Exercise goal
Retype all of the listing exactly, passing over any picture you find.

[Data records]
━━━

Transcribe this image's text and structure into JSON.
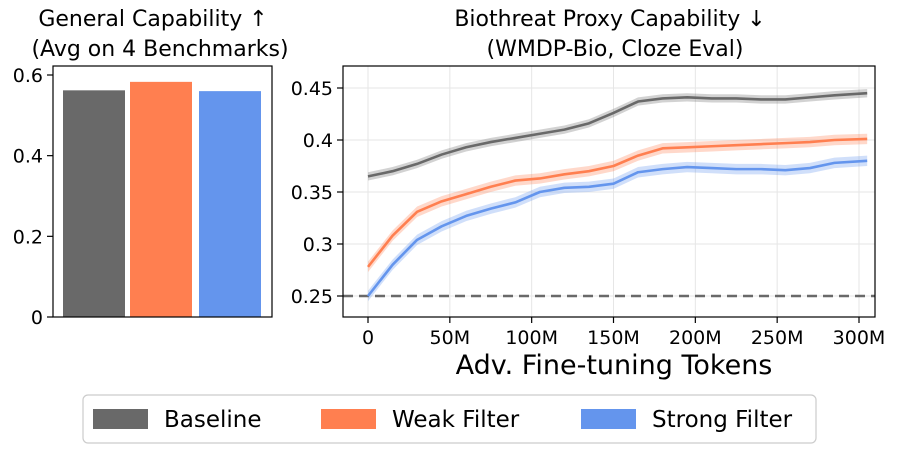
{
  "chart_data": [
    {
      "type": "bar",
      "title_line1": "General Capability  ↑",
      "title_line2": "(Avg on 4 Benchmarks)",
      "categories": [
        "Baseline",
        "Weak Filter",
        "Strong Filter"
      ],
      "values": [
        0.562,
        0.583,
        0.56
      ],
      "ylim": [
        0,
        0.6
      ],
      "yticks": [
        0,
        0.2,
        0.4,
        0.6
      ],
      "ytick_labels": [
        "0",
        "0.2",
        "0.4",
        "0.6"
      ],
      "colors": [
        "#696969",
        "#ff7f50",
        "#6495ed"
      ]
    },
    {
      "type": "line",
      "title_line1": "Biothreat Proxy Capability   ↓",
      "title_line2": "(WMDP-Bio, Cloze Eval)",
      "xlabel": "Adv. Fine-tuning Tokens",
      "xlim_M": [
        -15,
        320
      ],
      "ylim": [
        0.23,
        0.468
      ],
      "xticks_M": [
        0,
        50,
        100,
        150,
        200,
        250,
        300
      ],
      "xtick_labels": [
        "0",
        "50M",
        "100M",
        "150M",
        "200M",
        "250M",
        "300M"
      ],
      "yticks": [
        0.25,
        0.3,
        0.35,
        0.4,
        0.45
      ],
      "ytick_labels": [
        "0.25",
        "0.3",
        "0.35",
        "0.4",
        "0.45"
      ],
      "x_M": [
        0,
        15,
        30,
        45,
        60,
        75,
        90,
        105,
        120,
        135,
        150,
        165,
        180,
        195,
        210,
        225,
        240,
        255,
        270,
        285,
        305
      ],
      "reference_line": 0.25,
      "series": [
        {
          "name": "Baseline",
          "color": "#696969",
          "values": [
            0.365,
            0.37,
            0.377,
            0.386,
            0.393,
            0.398,
            0.402,
            0.406,
            0.41,
            0.416,
            0.426,
            0.437,
            0.44,
            0.441,
            0.44,
            0.44,
            0.439,
            0.439,
            0.441,
            0.443,
            0.445
          ],
          "band": 0.004
        },
        {
          "name": "Weak Filter",
          "color": "#ff7f50",
          "values": [
            0.278,
            0.308,
            0.331,
            0.341,
            0.348,
            0.355,
            0.361,
            0.363,
            0.367,
            0.37,
            0.375,
            0.385,
            0.392,
            0.393,
            0.394,
            0.395,
            0.396,
            0.397,
            0.398,
            0.4,
            0.401
          ],
          "band": 0.005
        },
        {
          "name": "Strong Filter",
          "color": "#6495ed",
          "values": [
            0.25,
            0.28,
            0.304,
            0.317,
            0.327,
            0.334,
            0.34,
            0.35,
            0.354,
            0.355,
            0.358,
            0.369,
            0.372,
            0.374,
            0.373,
            0.372,
            0.372,
            0.371,
            0.373,
            0.378,
            0.38
          ],
          "band": 0.005
        }
      ]
    }
  ],
  "legend": [
    {
      "label": "Baseline",
      "color": "#696969"
    },
    {
      "label": "Weak Filter",
      "color": "#ff7f50"
    },
    {
      "label": "Strong Filter",
      "color": "#6495ed"
    }
  ]
}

━━━

Output for this exercise
Transcribe this image's text and structure into JSON.
{
  "chart_data": [
    {
      "type": "bar",
      "title_line1": "General Capability  ↑",
      "title_line2": "(Avg on 4 Benchmarks)",
      "categories": [
        "Baseline",
        "Weak Filter",
        "Strong Filter"
      ],
      "values": [
        0.562,
        0.583,
        0.56
      ],
      "ylim": [
        0,
        0.6
      ],
      "yticks": [
        0,
        0.2,
        0.4,
        0.6
      ],
      "ytick_labels": [
        "0",
        "0.2",
        "0.4",
        "0.6"
      ],
      "colors": [
        "#696969",
        "#ff7f50",
        "#6495ed"
      ]
    },
    {
      "type": "line",
      "title_line1": "Biothreat Proxy Capability   ↓",
      "title_line2": "(WMDP-Bio, Cloze Eval)",
      "xlabel": "Adv. Fine-tuning Tokens",
      "xlim_M": [
        -15,
        320
      ],
      "ylim": [
        0.23,
        0.468
      ],
      "xticks_M": [
        0,
        50,
        100,
        150,
        200,
        250,
        300
      ],
      "xtick_labels": [
        "0",
        "50M",
        "100M",
        "150M",
        "200M",
        "250M",
        "300M"
      ],
      "yticks": [
        0.25,
        0.3,
        0.35,
        0.4,
        0.45
      ],
      "ytick_labels": [
        "0.25",
        "0.3",
        "0.35",
        "0.4",
        "0.45"
      ],
      "x_M": [
        0,
        15,
        30,
        45,
        60,
        75,
        90,
        105,
        120,
        135,
        150,
        165,
        180,
        195,
        210,
        225,
        240,
        255,
        270,
        285,
        305
      ],
      "reference_line": 0.25,
      "series": [
        {
          "name": "Baseline",
          "color": "#696969",
          "values": [
            0.365,
            0.37,
            0.377,
            0.386,
            0.393,
            0.398,
            0.402,
            0.406,
            0.41,
            0.416,
            0.426,
            0.437,
            0.44,
            0.441,
            0.44,
            0.44,
            0.439,
            0.439,
            0.441,
            0.443,
            0.445
          ],
          "band": 0.004
        },
        {
          "name": "Weak Filter",
          "color": "#ff7f50",
          "values": [
            0.278,
            0.308,
            0.331,
            0.341,
            0.348,
            0.355,
            0.361,
            0.363,
            0.367,
            0.37,
            0.375,
            0.385,
            0.392,
            0.393,
            0.394,
            0.395,
            0.396,
            0.397,
            0.398,
            0.4,
            0.401
          ],
          "band": 0.005
        },
        {
          "name": "Strong Filter",
          "color": "#6495ed",
          "values": [
            0.25,
            0.28,
            0.304,
            0.317,
            0.327,
            0.334,
            0.34,
            0.35,
            0.354,
            0.355,
            0.358,
            0.369,
            0.372,
            0.374,
            0.373,
            0.372,
            0.372,
            0.371,
            0.373,
            0.378,
            0.38
          ],
          "band": 0.005
        }
      ]
    }
  ],
  "legend": [
    {
      "label": "Baseline",
      "color": "#696969"
    },
    {
      "label": "Weak Filter",
      "color": "#ff7f50"
    },
    {
      "label": "Strong Filter",
      "color": "#6495ed"
    }
  ]
}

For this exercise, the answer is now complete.